((
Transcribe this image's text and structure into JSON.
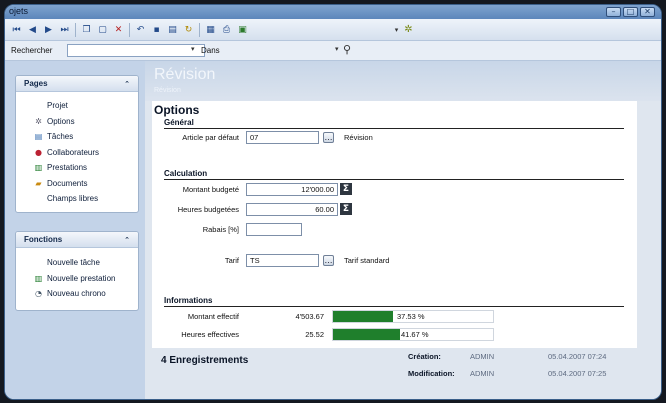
{
  "window": {
    "title": "ojets",
    "controls": [
      "minimize",
      "maximize",
      "close"
    ]
  },
  "toolbar": {
    "icons": [
      "first-icon",
      "prev-icon",
      "next-icon",
      "last-icon",
      "copy-icon",
      "new-icon",
      "delete-icon",
      "undo-icon",
      "save-icon",
      "save-as-icon",
      "refresh-icon",
      "table-icon",
      "print-icon",
      "excel-icon",
      "favorites-icon"
    ]
  },
  "search": {
    "label": "Rechercher",
    "value": "",
    "in_label": "Dans",
    "in_value": ""
  },
  "sidebar": {
    "pages": {
      "title": "Pages",
      "items": [
        {
          "label": "Projet",
          "icon": ""
        },
        {
          "label": "Options",
          "icon": "gear-icon"
        },
        {
          "label": "Tâches",
          "icon": "tasks-icon"
        },
        {
          "label": "Collaborateurs",
          "icon": "users-icon"
        },
        {
          "label": "Prestations",
          "icon": "prestations-icon"
        },
        {
          "label": "Documents",
          "icon": "folder-icon"
        },
        {
          "label": "Champs libres",
          "icon": ""
        }
      ]
    },
    "fonctions": {
      "title": "Fonctions",
      "items": [
        {
          "label": "Nouvelle tâche",
          "icon": ""
        },
        {
          "label": "Nouvelle prestation",
          "icon": "prestations-icon"
        },
        {
          "label": "Nouveau chrono",
          "icon": "chrono-icon"
        }
      ]
    }
  },
  "header": {
    "title": "Révision",
    "subtitle": "Révision"
  },
  "options": {
    "title": "Options",
    "general": {
      "title": "Général",
      "article_label": "Article par défaut",
      "article_value": "07",
      "article_desc": "Révision"
    },
    "calculation": {
      "title": "Calculation",
      "montant_label": "Montant budgeté",
      "montant_value": "12'000.00",
      "heures_label": "Heures budgetées",
      "heures_value": "60.00",
      "rabais_label": "Rabais [%]",
      "rabais_value": "",
      "tarif_label": "Tarif",
      "tarif_value": "TS",
      "tarif_desc": "Tarif standard"
    },
    "informations": {
      "title": "Informations",
      "montant_label": "Montant effectif",
      "montant_value": "4'503.67",
      "montant_pct": "37.53 %",
      "montant_fraction": 0.3753,
      "heures_label": "Heures effectives",
      "heures_value": "25.52",
      "heures_pct": "41.67 %",
      "heures_fraction": 0.4167
    }
  },
  "footer": {
    "count": "4 Enregistrements",
    "creation_label": "Création:",
    "creation_user": "ADMIN",
    "creation_date": "05.04.2007 07:24",
    "modification_label": "Modification:",
    "modification_user": "ADMIN",
    "modification_date": "05.04.2007 07:25"
  },
  "colors": {
    "accent": "#5c86bb",
    "progress": "#1f7f2c",
    "sidebar": "#c3d3e8"
  }
}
))
- **Short problem**: Looking at the material above, count the lines containing the string "ADMIN" and reply with the count alone.

- **Output**: 2